PASSAGE PROVIDED:
══════

Advanced options could be:
1) Select and GroupBy columns to choose (which are different than columns displayed in the report): submission_id, assoc_type, file_type, file_id, representation_id (month/day is always considered)
For the templates above, for example, those would be: a) submission_id b) submission_id, assoc_type (where assoc_type = 1048585) c) submission_id, assoc_type (where assoc_type = 515) d) submission_id, assoc_type, file_type (where assoc_type = 515 and file_type = 2) e) submission_id, assoc_type, file_type (where assoc_type = 515 and file_type = 1) f) submission_id, assoc_type, file_type (where assoc_type = 515 and file_type = 3) g) submission_id, assoc_type, file_type (where assoc_type = 515) h) submission_id, assoc_type (where assoc_type = 531) i) submission_id, assoc_type, file_type
Additional options (not used in the templates above) _fileid and _representationid would allow statistics aggregation for specific files or galleys. For example if the user would like to get report of the total counts for each file (no matter what file type it has) it could select: submission_id, file_id
These Select and GroupBy columns are different than those that we will display in the report. For display, we could always display: ID: object ID -- if it is a file, it would be the file_id; if it is abstract it would be the submission_id Article: article title this object belongs to eventually Section: section title this object belongs to eventually Issue: issue title this object belongs to eventually Journal: journal title this object belongs to Month/Day: the metrics are aggregated by Count: the number of the views
2) Filter options to choose/define:
assoc_type (abstract, submission file, supp file) file_type (PDF, HTML, DOC?, Other) submission_id section_id issue_id eventually also representation_id and file_id
For templates, see the filters in (where ...
) in 1) Select and GroupBy a) - i) above.
3) OrderBy options -- Per default we would order by month/day:
I am not sure if we should provide these. Different ordering could be later done in the spreadsheet by the user? So I will leave this empty for now, and if necessary I can think later about it...
Thanks @bozana, this looks great! I'd like to see us off-load as much of the data filtering to a spreadsheet tool. So we only need to provide the raw spreadsheets necessary for the user to get what they need with their own spreadsheet management.
In my view, all of the report templates can be compressed into one report, with one line per article:
ID | Title | Total Views | Abstract Views | File Downloads | PDF Downloads | HTML Downloads | Other File Downloads | ?Section | ?Issue |
---|---|---|---|---|---|---|---|---|---|
1 | Lorem ipsum... | 100 | 50 | 50 | 25 | 15 | 10 | Articles | Vol. 1 No. 1 |
stats aggregated by month or day ... select the start and end date
Instead of aggregating stats we should rely on the start and end date. What I mean is that the report will always give the totals between the start and end date. If someone wants to get the article stats for each month, they can download a report for each month.
Select and GroupBy columns
Do we need these? I'm hopeful that we can get rid of these options and just let someone manipulate this in their spreadsheet tool.
Additional options (not used in the templates above) file_id and representation_id would allow statistics aggregation for specific files or galleys.

══════

STORED DATA:

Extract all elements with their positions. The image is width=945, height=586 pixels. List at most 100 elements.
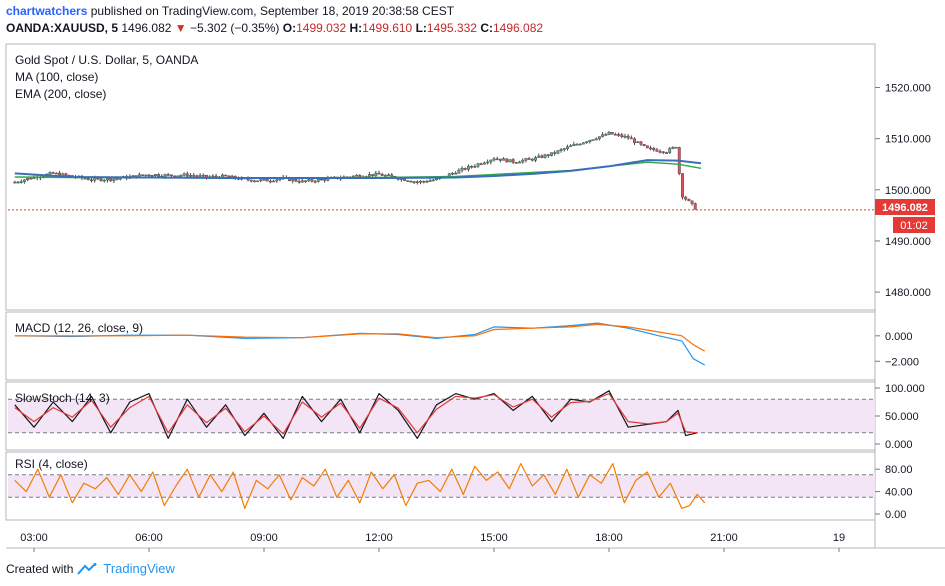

══════

EXERCISE AIM:
In the statistics report discussion above, why does the author leave the OrderBy options empty for now? Answer in one to three sentences.

RESULT OF THE TASK:
The author is unsure whether these options should be offered, since the user could later do different ordering in the spreadsheet. The author leaves them empty for now and may revisit them if needed. By default, the data would be ordered by month/day.